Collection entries
* start *

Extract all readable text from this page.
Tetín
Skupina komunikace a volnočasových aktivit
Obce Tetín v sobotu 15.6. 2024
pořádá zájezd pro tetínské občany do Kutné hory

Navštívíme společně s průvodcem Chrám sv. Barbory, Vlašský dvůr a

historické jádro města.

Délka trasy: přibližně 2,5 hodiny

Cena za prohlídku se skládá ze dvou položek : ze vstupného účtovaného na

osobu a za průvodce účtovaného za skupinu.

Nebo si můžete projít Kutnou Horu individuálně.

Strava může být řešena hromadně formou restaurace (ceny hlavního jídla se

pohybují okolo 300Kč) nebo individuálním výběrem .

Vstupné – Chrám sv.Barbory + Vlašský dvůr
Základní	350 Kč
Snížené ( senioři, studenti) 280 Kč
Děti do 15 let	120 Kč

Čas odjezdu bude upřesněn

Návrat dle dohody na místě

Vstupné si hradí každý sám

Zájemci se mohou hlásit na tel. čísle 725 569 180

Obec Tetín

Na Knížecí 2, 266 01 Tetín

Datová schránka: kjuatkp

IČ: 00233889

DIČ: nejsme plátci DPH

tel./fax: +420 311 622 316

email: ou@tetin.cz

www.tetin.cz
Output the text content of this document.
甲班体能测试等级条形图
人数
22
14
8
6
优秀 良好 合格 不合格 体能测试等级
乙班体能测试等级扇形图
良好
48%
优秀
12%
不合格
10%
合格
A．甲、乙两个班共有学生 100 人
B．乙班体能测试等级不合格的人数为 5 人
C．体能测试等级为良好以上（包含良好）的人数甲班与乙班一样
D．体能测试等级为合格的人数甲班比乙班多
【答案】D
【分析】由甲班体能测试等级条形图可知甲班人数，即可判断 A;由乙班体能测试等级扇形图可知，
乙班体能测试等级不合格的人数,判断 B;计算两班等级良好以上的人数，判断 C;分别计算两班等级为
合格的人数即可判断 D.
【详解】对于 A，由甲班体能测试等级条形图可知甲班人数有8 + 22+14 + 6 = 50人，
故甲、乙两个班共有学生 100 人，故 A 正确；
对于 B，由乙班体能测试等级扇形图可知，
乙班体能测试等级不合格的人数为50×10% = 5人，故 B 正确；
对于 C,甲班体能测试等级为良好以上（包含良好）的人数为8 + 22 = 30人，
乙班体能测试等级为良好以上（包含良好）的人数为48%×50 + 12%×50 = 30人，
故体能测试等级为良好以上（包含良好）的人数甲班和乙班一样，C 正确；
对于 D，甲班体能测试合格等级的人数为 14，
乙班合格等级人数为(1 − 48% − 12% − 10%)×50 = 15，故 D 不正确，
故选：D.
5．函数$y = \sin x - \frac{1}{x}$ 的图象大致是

* end *

Give back the whole listing exactly as it reads.

_REPLY TO THE TASK_
Extract all readable text from this page.
Tetín
Skupina komunikace a volnočasových aktivit
Obce Tetín v sobotu 15.6. 2024
pořádá zájezd pro tetínské občany do Kutné hory

Navštívíme společně s průvodcem Chrám sv. Barbory, Vlašský dvůr a

historické jádro města.

Délka trasy: přibližně 2,5 hodiny

Cena za prohlídku se skládá ze dvou položek : ze vstupného účtovaného na

osobu a za průvodce účtovaného za skupinu.

Nebo si můžete projít Kutnou Horu individuálně.

Strava může být řešena hromadně formou restaurace (ceny hlavního jídla se

pohybují okolo 300Kč) nebo individuálním výběrem .

Vstupné – Chrám sv.Barbory + Vlašský dvůr
Základní	350 Kč
Snížené ( senioři, studenti) 280 Kč
Děti do 15 let	120 Kč

Čas odjezdu bude upřesněn

Návrat dle dohody na místě

Vstupné si hradí každý sám

Zájemci se mohou hlásit na tel. čísle 725 569 180

Obec Tetín

Na Knížecí 2, 266 01 Tetín

Datová schránka: kjuatkp

IČ: 00233889

DIČ: nejsme plátci DPH

tel./fax: +420 311 622 316

email: ou@tetin.cz

www.tetin.cz
Output the text content of this document.
甲班体能测试等级条形图
人数
22
14
8
6
优秀 良好 合格 不合格 体能测试等级
乙班体能测试等级扇形图
良好
48%
优秀
12%
不合格
10%
合格
A．甲、乙两个班共有学生 100 人
B．乙班体能测试等级不合格的人数为 5 人
C．体能测试等级为良好以上（包含良好）的人数甲班与乙班一样
D．体能测试等级为合格的人数甲班比乙班多
【答案】D
【分析】由甲班体能测试等级条形图可知甲班人数，即可判断 A;由乙班体能测试等级扇形图可知，
乙班体能测试等级不合格的人数,判断 B;计算两班等级良好以上的人数，判断 C;分别计算两班等级为
合格的人数即可判断 D.
【详解】对于 A，由甲班体能测试等级条形图可知甲班人数有8 + 22+14 + 6 = 50人，
故甲、乙两个班共有学生 100 人，故 A 正确；
对于 B，由乙班体能测试等级扇形图可知，
乙班体能测试等级不合格的人数为50×10% = 5人，故 B 正确；
对于 C,甲班体能测试等级为良好以上（包含良好）的人数为8 + 22 = 30人，
乙班体能测试等级为良好以上（包含良好）的人数为48%×50 + 12%×50 = 30人，
故体能测试等级为良好以上（包含良好）的人数甲班和乙班一样，C 正确；
对于 D，甲班体能测试合格等级的人数为 14，
乙班合格等级人数为(1 − 48% − 12% − 10%)×50 = 15，故 D 不正确，
故选：D.
5．函数$y = \sin x - \frac{1}{x}$ 的图象大致是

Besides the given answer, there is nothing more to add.